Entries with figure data
## start
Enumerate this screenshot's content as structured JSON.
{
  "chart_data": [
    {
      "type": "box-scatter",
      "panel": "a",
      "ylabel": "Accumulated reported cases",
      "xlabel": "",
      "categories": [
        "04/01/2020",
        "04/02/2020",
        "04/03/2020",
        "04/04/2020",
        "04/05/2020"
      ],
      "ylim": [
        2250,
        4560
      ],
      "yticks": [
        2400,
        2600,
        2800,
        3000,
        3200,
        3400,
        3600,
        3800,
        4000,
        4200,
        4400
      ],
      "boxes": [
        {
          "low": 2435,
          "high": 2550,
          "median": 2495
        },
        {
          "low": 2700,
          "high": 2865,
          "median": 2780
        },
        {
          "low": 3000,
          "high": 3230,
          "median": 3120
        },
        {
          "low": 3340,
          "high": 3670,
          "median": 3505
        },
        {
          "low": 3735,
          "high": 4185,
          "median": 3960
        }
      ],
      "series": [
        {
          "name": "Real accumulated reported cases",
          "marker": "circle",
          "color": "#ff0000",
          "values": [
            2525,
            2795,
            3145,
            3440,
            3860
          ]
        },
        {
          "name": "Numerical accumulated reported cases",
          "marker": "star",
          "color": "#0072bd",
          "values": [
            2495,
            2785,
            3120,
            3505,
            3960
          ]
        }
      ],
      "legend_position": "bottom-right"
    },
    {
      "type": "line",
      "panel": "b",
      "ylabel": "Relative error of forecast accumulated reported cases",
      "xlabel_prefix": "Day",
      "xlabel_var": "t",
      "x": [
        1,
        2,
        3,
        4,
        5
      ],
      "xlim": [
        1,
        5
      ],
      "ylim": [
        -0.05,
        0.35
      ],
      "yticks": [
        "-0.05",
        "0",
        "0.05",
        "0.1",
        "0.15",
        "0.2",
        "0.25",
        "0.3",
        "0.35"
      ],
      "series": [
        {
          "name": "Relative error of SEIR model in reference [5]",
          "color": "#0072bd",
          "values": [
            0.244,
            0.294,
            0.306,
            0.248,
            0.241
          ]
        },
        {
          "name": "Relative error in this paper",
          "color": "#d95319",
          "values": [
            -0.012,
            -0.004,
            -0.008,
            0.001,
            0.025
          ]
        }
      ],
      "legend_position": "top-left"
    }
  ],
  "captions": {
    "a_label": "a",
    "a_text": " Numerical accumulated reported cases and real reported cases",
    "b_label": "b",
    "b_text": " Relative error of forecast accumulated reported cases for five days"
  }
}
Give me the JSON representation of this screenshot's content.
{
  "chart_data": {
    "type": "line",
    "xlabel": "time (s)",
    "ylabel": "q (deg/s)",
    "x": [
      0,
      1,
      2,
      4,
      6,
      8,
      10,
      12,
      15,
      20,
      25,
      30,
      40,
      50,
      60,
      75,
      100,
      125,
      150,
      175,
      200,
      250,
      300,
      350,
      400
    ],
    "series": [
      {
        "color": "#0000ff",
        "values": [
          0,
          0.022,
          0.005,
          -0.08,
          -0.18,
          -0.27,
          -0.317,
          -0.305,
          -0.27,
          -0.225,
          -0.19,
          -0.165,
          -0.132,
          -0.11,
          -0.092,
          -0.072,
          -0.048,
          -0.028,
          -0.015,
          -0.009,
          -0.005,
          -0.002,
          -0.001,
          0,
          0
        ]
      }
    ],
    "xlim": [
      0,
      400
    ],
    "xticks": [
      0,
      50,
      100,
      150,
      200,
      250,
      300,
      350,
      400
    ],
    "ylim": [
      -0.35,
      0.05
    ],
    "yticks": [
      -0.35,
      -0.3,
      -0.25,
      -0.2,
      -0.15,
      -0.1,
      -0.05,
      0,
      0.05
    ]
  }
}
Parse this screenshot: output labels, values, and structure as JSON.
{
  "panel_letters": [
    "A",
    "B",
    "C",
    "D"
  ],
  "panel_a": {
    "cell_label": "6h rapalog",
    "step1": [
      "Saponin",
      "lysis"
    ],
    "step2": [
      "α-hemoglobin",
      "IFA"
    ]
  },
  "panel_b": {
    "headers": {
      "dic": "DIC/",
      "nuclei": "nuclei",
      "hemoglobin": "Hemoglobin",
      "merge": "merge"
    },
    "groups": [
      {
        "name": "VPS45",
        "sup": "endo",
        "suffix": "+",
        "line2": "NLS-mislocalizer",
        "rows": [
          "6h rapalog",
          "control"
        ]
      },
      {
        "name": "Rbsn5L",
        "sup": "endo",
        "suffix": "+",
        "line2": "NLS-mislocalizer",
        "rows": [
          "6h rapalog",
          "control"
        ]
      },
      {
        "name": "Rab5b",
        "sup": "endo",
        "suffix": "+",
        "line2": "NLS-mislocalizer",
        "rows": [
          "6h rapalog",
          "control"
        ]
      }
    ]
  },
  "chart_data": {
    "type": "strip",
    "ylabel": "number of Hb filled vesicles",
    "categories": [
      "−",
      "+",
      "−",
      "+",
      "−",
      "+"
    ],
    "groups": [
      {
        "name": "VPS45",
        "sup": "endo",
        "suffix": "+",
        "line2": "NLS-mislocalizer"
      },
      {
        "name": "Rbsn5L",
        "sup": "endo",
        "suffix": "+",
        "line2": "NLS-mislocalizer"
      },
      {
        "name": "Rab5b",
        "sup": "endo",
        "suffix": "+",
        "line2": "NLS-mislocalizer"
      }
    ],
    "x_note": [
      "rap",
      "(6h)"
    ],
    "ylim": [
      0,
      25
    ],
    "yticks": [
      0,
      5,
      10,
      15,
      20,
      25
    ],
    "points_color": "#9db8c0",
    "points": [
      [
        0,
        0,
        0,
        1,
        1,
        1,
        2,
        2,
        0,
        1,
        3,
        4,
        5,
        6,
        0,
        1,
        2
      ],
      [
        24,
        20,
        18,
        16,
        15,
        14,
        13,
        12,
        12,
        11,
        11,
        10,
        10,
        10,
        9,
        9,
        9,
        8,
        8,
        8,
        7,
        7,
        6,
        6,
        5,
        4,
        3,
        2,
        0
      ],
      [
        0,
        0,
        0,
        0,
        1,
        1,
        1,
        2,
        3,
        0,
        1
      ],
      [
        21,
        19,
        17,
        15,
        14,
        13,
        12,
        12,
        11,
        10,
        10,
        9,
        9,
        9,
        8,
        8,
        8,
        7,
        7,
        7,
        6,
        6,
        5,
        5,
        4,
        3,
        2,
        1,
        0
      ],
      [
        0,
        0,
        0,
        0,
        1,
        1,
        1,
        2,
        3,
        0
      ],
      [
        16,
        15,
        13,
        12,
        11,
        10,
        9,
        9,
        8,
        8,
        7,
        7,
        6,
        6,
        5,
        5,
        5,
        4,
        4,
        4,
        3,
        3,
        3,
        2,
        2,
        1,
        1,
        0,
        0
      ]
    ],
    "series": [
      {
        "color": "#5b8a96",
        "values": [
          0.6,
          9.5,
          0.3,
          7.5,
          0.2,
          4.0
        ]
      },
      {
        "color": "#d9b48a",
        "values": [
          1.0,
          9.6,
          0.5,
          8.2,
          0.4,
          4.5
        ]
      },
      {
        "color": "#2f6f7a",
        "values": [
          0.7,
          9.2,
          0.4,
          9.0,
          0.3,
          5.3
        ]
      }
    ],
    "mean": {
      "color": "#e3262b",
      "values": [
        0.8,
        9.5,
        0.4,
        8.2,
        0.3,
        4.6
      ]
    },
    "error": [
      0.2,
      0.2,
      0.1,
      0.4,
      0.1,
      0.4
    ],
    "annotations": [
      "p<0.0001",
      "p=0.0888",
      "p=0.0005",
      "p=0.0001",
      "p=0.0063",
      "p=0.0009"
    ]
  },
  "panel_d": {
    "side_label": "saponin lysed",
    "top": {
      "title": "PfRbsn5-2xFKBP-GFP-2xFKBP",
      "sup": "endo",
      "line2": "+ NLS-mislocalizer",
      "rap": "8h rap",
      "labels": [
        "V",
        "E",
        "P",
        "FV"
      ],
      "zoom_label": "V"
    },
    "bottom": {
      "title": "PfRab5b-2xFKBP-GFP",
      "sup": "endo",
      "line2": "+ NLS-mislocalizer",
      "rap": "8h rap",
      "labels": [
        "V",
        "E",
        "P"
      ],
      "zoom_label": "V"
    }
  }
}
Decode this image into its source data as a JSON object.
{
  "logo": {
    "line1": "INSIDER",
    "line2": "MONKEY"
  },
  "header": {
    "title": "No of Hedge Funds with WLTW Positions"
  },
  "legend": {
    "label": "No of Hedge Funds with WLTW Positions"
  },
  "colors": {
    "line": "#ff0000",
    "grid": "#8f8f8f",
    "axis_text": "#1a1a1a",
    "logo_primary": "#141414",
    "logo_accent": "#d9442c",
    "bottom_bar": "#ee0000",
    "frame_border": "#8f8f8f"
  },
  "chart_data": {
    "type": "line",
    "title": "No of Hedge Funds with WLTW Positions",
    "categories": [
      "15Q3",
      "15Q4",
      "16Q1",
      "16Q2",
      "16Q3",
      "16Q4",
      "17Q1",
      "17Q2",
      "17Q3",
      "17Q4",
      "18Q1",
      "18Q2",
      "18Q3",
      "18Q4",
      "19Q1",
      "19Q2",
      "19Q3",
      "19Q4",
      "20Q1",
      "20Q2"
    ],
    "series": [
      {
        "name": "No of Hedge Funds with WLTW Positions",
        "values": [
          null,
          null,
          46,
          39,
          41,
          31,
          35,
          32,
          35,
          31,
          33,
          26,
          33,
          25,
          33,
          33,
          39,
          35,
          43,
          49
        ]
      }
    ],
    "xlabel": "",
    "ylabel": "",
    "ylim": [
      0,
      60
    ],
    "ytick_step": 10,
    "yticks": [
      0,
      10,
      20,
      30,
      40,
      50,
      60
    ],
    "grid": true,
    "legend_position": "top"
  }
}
## end
§ **Given request**: Pick out and copy every line that contains the word "Funds".

§ **The response**:
    "title": "No of Hedge Funds with WLTW Positions"
    "label": "No of Hedge Funds with WLTW Positions"
    "title": "No of Hedge Funds with WLTW Positions",
        "name": "No of Hedge Funds with WLTW Positions",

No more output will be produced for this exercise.